TRECHO SELECIONADO -
- - - - - - -
STF vota pela condenação de cinco réus do núcleo 2 da tentativa de golpe
Primeira Turma do Supremo Tribunal Federal decide condenar 5 dos 6 réus acusados por Alexandre de Moraes de tentativa de golpe de estado
Nesta terça-feira (16), a Primeira Turma do Supremo Tribunal Federal (STF) condenou os 5 réus do núcleo 2 da trama golpista do ex-presidente Jair Bolsonaro. Acusados de auxiliarem Bolsonaro e participarem do grupo criminoso, os réus Silvinei Vasques, Marcelo Câmara, Filipe Martins, Mario Fernandes e Marília Alencar foram condenados por unanimidade. Já o delegado da Polícia Federal (PF) Fernando Oliveira, foi absolvido também por unanimidade.
As acusações da trama
Segundo as denúncias da Procuradoria Geral da República, os seis réus são acusados de dificultarem os votos de eleitores no Nordeste em 2022 e de participarem do plano Punhal Verde Amarelo, que planejava a execução de alguns políticos. Além disso, o ministro relator Alexandre de Moraes condenou 4 dos 6 réus por golpe de Estado e crimes contra o patrimônio e a ordem democrática.
Após a decisão sobre o grupo do Núcleo 1, formado pelo ex-presidente da República Jair Bolsonaro e por ex-integrantes do primeiro escalão de seu governo, o STF decidiu acerca das acusações do núcleo 2.

Alexandre de Moraes e Carmen Lúcia (Foto: reprodução/Instagram/@gabrielabilo)
- - - - - - -
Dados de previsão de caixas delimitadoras

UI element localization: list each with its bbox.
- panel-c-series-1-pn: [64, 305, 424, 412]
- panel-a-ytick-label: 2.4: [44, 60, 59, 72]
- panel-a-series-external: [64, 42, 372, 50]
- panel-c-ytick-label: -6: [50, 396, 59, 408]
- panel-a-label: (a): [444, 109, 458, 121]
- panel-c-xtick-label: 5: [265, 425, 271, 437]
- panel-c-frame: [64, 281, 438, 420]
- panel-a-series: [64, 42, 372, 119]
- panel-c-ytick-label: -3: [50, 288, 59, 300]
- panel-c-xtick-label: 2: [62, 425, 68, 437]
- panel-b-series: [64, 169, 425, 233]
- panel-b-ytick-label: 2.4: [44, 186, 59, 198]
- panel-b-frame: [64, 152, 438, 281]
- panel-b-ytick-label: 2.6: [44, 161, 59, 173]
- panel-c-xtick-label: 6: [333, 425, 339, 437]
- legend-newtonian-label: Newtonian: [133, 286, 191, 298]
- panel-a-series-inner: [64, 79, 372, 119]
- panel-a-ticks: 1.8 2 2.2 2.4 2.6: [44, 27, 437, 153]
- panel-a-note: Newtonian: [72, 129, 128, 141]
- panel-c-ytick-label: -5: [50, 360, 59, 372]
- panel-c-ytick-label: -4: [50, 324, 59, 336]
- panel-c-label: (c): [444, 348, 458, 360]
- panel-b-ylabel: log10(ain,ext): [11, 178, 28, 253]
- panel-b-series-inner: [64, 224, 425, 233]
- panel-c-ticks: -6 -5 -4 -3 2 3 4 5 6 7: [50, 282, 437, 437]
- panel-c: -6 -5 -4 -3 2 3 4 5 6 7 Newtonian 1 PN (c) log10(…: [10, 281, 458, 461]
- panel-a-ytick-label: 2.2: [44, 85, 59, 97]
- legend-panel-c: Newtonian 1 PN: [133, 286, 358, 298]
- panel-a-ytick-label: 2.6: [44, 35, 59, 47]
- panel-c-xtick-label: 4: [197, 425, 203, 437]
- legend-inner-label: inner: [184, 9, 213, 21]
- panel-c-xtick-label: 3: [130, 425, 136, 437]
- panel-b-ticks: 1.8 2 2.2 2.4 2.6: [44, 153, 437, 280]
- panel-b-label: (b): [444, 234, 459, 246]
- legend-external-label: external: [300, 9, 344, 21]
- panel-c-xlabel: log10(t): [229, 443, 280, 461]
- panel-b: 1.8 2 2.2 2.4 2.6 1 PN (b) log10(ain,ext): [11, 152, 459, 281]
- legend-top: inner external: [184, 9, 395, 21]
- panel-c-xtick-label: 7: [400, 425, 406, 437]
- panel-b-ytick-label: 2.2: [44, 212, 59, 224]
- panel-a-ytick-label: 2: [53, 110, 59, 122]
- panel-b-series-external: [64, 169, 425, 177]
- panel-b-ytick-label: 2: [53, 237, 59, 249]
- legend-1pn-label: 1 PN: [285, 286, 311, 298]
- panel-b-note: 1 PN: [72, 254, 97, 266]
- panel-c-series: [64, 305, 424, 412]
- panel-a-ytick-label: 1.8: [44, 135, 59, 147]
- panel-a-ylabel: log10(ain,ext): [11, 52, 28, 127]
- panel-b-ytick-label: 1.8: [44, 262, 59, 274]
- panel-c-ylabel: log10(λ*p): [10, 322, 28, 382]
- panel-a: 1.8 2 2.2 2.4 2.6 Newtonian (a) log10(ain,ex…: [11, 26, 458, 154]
- - - - - - -
O QUE SE PEDE - Reproduza o trecho da matéria sobre o julgamento no STF de "Após a decisão" até "do núcleo 2.". As linhas acima são um material à parte, independente da matéria.

RESPOSTA ABAIXO -
Após a decisão sobre o grupo do Núcleo 1, formado pelo ex-presidente da República Jair Bolsonaro e por ex-integrantes do primeiro escalão de seu governo, o STF decidiu acerca das acusações do núcleo 2.